Copy out everything from the start of the records down to the line containing "list-item <box>131 1125 1111 1196</box>", including that line.

# # # #

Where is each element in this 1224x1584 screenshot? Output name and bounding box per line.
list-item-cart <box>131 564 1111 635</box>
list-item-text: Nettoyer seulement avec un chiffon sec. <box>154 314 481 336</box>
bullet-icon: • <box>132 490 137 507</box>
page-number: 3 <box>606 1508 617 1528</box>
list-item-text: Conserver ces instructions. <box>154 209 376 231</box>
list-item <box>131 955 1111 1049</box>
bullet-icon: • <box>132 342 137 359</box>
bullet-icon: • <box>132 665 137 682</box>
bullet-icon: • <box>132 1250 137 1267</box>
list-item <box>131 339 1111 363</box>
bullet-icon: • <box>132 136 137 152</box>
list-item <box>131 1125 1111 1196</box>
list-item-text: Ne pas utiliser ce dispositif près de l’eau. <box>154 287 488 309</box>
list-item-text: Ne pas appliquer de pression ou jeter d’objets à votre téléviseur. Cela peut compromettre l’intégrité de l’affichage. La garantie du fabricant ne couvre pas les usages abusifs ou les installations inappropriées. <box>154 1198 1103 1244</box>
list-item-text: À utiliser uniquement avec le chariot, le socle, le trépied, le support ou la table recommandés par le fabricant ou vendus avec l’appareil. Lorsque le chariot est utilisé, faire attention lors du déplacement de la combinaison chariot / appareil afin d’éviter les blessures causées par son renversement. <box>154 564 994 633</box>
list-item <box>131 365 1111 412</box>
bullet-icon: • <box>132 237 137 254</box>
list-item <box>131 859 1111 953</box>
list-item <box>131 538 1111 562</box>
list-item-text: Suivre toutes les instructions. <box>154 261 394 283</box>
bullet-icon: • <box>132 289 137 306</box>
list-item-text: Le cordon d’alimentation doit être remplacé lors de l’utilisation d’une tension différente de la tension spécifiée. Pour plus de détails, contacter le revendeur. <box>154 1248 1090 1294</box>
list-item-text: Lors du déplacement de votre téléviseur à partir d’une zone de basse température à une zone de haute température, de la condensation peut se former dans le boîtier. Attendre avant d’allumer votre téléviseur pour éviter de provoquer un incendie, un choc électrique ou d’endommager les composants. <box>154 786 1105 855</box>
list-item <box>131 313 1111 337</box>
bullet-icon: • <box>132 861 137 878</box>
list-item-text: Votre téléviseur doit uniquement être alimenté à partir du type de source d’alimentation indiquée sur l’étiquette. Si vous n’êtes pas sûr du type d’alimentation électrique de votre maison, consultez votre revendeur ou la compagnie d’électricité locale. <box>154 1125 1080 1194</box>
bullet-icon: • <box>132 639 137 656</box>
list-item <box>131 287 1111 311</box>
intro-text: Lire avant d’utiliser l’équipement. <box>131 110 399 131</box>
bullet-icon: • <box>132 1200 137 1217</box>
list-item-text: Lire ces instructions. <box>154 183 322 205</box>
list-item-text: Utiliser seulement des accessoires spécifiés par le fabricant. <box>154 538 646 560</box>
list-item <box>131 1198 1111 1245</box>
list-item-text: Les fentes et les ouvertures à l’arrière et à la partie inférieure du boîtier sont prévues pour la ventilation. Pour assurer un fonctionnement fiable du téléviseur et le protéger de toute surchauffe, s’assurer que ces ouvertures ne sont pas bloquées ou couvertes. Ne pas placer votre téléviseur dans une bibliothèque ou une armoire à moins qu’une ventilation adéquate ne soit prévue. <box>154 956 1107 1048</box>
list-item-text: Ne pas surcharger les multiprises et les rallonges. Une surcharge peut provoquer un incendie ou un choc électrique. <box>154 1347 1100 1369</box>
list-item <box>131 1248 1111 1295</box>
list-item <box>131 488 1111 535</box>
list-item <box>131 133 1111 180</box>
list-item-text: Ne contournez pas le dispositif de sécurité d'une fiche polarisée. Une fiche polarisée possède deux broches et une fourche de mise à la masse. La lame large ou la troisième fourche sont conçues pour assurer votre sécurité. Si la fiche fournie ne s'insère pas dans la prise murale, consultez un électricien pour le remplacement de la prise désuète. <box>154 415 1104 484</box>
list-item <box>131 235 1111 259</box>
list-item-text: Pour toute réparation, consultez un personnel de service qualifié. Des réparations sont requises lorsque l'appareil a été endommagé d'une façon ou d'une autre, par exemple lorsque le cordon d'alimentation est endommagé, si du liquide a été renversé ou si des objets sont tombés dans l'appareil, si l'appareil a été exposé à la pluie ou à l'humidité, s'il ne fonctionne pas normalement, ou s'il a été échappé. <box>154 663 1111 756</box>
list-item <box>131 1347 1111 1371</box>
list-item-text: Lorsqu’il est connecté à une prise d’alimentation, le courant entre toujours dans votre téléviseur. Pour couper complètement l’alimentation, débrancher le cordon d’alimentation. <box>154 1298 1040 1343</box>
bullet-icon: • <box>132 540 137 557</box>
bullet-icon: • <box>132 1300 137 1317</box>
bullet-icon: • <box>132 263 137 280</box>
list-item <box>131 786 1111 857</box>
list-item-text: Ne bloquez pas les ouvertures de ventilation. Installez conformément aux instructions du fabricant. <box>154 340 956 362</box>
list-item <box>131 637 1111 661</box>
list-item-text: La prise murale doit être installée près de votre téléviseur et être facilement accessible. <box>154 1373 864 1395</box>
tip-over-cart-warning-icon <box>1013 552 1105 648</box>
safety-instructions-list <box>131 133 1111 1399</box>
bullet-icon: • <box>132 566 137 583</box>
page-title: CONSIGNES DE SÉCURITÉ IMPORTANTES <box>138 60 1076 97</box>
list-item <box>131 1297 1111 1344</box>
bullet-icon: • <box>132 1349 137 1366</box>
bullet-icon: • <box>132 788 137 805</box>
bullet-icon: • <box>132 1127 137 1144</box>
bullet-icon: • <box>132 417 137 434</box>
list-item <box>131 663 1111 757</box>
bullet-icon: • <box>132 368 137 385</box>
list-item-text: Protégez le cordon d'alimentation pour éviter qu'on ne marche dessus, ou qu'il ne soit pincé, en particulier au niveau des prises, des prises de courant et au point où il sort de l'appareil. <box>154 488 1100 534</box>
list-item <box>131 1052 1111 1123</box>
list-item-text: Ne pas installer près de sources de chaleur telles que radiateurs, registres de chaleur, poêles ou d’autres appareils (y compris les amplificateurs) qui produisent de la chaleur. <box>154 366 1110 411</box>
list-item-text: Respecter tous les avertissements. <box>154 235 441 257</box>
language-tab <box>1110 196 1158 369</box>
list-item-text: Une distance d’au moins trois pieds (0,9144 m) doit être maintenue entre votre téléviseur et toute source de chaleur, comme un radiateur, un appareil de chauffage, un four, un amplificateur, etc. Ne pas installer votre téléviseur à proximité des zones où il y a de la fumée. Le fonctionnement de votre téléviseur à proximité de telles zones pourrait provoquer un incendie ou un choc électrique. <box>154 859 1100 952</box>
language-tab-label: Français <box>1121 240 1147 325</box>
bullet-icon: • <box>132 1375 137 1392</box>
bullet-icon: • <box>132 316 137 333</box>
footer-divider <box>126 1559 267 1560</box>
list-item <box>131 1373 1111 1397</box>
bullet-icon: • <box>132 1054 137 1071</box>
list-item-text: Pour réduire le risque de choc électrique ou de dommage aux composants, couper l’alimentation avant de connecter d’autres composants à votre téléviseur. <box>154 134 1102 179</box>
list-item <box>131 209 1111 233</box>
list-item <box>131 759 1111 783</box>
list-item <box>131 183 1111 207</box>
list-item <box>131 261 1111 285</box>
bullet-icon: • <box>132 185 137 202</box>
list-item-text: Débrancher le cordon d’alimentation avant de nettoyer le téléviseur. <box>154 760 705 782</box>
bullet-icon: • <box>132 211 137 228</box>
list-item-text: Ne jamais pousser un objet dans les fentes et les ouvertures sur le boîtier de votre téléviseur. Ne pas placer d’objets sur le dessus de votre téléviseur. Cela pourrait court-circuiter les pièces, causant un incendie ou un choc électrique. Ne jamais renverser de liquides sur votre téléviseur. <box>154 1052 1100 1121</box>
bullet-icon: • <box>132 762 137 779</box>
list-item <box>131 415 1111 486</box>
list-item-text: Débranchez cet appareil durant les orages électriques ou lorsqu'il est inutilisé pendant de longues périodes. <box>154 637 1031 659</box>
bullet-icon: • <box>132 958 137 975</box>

# # # #

- _Response for this exercise_
Where is each element in this 1224x1584 screenshot? Output name and bounding box per line.
list-item-cart <box>131 564 1111 635</box>
list-item-text: Nettoyer seulement avec un chiffon sec. <box>154 314 481 336</box>
bullet-icon: • <box>132 490 137 507</box>
page-number: 3 <box>606 1508 617 1528</box>
list-item-text: Conserver ces instructions. <box>154 209 376 231</box>
list-item <box>131 955 1111 1049</box>
bullet-icon: • <box>132 342 137 359</box>
bullet-icon: • <box>132 665 137 682</box>
bullet-icon: • <box>132 1250 137 1267</box>
list-item <box>131 339 1111 363</box>
bullet-icon: • <box>132 136 137 152</box>
list-item <box>131 1125 1111 1196</box>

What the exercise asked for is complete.